*Challenge*:
Each line containing the word "tekstuele" needs to be copied.

*Listed records*:
━━━━━━━━

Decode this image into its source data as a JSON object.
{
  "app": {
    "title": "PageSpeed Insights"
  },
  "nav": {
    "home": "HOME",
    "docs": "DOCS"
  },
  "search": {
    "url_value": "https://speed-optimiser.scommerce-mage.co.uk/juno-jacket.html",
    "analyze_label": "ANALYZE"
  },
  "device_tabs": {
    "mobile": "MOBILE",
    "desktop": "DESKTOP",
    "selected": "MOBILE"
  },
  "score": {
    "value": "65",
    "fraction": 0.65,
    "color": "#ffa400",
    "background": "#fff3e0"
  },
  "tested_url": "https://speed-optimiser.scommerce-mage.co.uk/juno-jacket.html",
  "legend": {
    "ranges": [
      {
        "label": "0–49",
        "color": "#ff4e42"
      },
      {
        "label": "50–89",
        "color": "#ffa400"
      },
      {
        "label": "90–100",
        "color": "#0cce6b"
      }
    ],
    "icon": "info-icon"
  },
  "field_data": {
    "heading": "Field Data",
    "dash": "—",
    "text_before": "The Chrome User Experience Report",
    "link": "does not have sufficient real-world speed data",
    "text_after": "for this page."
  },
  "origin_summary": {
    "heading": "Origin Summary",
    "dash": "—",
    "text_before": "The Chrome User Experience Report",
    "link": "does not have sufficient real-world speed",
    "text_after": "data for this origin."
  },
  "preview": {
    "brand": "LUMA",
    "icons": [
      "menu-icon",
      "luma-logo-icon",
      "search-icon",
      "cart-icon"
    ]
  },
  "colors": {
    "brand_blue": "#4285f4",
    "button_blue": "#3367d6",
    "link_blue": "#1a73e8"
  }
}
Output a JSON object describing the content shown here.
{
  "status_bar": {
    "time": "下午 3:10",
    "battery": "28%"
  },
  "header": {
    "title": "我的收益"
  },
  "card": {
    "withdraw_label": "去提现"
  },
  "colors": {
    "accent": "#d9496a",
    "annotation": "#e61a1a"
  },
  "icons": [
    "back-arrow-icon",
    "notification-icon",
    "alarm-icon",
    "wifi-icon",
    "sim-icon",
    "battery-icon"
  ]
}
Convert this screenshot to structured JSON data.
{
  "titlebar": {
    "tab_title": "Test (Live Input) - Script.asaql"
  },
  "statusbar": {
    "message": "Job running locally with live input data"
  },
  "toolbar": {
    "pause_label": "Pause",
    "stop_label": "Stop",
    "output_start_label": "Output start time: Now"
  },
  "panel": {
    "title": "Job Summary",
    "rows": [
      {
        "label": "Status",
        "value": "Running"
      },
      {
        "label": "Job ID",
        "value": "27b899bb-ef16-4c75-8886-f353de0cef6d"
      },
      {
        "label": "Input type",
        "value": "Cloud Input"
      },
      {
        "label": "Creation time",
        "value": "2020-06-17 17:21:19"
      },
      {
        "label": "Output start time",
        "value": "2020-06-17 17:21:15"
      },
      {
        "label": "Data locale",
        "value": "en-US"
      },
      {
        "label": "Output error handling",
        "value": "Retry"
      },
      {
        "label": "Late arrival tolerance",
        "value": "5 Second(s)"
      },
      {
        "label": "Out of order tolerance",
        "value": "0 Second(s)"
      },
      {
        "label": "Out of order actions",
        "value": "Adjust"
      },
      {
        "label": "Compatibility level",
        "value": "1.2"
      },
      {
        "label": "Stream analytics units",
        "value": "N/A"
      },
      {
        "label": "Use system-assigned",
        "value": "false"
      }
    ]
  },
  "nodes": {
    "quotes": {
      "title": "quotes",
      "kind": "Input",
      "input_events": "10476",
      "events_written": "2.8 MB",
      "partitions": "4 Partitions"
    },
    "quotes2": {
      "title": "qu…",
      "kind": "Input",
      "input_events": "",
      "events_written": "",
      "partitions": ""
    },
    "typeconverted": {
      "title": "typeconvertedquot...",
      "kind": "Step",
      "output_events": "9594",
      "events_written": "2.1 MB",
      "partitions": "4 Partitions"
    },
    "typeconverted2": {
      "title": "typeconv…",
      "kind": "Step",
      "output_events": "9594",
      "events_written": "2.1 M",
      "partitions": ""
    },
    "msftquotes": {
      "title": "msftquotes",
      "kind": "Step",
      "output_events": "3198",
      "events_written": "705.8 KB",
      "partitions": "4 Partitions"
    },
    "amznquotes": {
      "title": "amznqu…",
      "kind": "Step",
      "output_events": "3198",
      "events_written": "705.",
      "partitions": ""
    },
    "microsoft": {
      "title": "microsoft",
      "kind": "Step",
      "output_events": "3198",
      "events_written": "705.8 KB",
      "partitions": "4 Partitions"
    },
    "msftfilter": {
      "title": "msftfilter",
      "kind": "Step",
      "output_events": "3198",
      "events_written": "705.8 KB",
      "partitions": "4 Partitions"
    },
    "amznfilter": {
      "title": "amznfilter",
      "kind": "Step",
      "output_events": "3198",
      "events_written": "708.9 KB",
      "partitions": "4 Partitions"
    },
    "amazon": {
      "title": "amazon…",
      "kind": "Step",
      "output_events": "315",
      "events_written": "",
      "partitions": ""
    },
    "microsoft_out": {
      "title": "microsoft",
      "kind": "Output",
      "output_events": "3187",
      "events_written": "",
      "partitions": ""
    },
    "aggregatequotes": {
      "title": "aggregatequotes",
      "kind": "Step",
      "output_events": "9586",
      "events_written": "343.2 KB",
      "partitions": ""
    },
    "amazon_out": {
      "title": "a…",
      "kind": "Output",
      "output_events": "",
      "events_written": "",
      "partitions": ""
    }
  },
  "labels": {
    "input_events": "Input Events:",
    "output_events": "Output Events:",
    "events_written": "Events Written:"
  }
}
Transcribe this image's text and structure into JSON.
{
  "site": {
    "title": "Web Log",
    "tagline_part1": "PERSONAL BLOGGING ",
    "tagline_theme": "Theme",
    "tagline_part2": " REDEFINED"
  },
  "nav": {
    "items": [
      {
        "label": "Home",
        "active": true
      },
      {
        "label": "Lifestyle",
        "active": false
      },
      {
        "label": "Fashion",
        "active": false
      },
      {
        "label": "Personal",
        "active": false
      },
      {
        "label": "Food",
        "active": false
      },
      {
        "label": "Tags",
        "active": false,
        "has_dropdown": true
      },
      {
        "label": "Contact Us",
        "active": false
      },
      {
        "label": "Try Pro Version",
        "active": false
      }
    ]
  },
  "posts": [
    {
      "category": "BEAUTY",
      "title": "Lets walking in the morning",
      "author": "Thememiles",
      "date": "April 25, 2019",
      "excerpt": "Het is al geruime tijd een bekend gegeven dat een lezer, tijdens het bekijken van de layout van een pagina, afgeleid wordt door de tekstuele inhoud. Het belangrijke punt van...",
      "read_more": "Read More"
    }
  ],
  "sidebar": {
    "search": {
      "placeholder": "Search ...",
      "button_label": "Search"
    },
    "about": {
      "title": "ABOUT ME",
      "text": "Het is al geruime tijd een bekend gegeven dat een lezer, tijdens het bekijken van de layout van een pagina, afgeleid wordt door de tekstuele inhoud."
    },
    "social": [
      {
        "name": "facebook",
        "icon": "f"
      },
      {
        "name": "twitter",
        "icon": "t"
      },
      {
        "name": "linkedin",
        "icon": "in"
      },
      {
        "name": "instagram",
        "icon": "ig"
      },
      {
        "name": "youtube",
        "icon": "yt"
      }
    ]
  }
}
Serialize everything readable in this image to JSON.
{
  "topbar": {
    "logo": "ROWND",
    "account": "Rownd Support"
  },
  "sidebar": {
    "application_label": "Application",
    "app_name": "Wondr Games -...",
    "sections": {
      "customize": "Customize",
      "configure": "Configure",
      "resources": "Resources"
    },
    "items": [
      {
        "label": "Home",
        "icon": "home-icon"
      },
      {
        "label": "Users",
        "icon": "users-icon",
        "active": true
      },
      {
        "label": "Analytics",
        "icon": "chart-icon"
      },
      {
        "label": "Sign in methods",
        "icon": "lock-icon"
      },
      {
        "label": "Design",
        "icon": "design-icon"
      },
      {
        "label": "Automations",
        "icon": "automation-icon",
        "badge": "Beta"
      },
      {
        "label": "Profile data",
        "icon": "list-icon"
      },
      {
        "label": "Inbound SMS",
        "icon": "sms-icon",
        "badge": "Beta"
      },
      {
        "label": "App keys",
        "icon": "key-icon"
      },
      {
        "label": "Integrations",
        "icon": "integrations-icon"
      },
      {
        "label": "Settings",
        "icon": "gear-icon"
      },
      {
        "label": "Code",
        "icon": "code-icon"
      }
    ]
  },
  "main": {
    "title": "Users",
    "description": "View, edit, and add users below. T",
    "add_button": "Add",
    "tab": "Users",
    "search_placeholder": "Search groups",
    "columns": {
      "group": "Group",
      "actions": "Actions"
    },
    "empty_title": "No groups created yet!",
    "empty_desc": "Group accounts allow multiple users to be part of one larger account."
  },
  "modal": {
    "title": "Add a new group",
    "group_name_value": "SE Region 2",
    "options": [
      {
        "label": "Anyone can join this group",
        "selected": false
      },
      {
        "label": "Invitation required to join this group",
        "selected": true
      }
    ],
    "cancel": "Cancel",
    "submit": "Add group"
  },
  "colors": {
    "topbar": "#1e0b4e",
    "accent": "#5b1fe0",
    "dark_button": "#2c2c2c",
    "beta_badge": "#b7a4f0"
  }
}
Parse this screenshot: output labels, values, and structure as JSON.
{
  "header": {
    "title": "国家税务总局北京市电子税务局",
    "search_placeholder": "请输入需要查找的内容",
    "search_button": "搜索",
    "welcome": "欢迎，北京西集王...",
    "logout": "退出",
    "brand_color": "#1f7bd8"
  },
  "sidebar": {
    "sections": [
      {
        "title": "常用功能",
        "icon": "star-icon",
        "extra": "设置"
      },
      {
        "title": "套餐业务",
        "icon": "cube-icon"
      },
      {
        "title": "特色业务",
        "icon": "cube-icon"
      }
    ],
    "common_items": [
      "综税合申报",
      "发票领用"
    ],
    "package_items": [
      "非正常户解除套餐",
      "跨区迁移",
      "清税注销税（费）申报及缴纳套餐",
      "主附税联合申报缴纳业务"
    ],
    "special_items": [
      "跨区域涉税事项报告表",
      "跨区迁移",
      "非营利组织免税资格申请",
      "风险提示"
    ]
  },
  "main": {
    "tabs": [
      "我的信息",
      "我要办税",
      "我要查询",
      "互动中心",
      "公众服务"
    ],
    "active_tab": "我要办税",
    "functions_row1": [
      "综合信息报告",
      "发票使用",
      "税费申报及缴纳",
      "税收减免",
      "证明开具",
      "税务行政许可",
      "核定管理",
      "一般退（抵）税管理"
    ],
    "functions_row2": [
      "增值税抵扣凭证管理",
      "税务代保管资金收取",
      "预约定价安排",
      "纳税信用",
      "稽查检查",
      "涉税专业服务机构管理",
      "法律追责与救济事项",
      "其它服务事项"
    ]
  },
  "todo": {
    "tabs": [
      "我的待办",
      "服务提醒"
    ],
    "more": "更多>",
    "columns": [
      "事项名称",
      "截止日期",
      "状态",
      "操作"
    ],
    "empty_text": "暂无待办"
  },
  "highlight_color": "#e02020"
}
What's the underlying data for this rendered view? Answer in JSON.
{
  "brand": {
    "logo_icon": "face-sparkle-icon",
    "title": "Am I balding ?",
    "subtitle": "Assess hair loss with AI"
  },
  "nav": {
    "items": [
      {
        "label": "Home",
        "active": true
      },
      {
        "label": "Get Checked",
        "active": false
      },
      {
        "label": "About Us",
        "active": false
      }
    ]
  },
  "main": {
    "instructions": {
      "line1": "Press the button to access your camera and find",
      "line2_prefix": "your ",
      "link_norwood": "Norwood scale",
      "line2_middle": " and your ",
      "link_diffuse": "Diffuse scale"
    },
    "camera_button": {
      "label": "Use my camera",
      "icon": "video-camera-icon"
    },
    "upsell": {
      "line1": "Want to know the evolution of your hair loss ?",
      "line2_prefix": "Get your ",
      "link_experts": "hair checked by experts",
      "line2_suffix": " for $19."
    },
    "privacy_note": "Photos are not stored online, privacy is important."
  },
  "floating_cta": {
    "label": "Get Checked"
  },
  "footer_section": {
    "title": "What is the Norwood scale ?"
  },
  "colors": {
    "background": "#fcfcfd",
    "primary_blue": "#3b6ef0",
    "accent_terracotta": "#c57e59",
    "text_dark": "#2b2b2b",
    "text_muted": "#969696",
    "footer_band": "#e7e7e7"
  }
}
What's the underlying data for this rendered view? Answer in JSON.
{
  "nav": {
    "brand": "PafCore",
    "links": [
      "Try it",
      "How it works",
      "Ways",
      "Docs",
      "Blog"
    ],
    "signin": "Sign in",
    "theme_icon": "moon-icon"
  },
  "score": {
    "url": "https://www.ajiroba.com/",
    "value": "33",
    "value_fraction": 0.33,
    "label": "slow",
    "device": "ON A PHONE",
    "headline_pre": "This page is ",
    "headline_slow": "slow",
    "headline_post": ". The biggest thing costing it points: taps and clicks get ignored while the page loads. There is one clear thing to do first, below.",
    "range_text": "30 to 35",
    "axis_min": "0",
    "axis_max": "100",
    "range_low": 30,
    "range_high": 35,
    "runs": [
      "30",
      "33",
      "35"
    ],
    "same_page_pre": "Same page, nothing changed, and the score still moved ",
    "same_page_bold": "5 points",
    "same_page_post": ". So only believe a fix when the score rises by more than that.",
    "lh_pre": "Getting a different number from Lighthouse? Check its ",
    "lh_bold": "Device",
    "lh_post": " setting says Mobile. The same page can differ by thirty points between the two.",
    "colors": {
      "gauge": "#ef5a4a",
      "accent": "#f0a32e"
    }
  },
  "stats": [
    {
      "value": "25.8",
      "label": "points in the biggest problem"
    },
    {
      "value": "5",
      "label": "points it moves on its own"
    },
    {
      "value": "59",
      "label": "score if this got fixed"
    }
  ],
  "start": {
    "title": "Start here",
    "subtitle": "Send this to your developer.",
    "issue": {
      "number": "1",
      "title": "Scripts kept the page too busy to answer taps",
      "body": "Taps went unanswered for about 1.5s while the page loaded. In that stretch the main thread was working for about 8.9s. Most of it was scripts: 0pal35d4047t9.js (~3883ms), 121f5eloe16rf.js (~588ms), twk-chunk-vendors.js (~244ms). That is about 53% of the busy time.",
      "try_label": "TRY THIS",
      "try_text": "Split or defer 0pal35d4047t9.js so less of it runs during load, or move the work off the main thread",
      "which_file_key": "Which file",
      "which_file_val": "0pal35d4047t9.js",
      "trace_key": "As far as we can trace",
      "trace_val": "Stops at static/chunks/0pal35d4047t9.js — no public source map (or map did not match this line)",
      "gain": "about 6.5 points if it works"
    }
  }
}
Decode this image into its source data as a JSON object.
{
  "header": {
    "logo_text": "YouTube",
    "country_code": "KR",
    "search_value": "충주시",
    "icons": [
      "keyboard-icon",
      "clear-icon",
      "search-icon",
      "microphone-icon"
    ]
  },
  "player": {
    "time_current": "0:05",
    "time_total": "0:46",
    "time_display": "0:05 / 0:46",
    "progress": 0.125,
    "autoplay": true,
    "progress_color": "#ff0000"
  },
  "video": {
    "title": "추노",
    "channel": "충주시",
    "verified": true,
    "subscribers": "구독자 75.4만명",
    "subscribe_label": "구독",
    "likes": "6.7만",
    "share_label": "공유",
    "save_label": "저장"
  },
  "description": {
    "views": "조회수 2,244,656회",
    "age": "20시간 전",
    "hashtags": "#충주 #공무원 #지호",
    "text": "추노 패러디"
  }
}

━━━━━━━━

*Task solution*:
      "excerpt": "Het is al geruime tijd een bekend gegeven dat een lezer, tijdens het bekijken van de layout van een pagina, afgeleid wordt door de tekstuele inhoud. Het belangrijke punt van...",
      "text": "Het is al geruime tijd een bekend gegeven dat een lezer, tijdens het bekijken van de layout van een pagina, afgeleid wordt door de tekstuele inhoud."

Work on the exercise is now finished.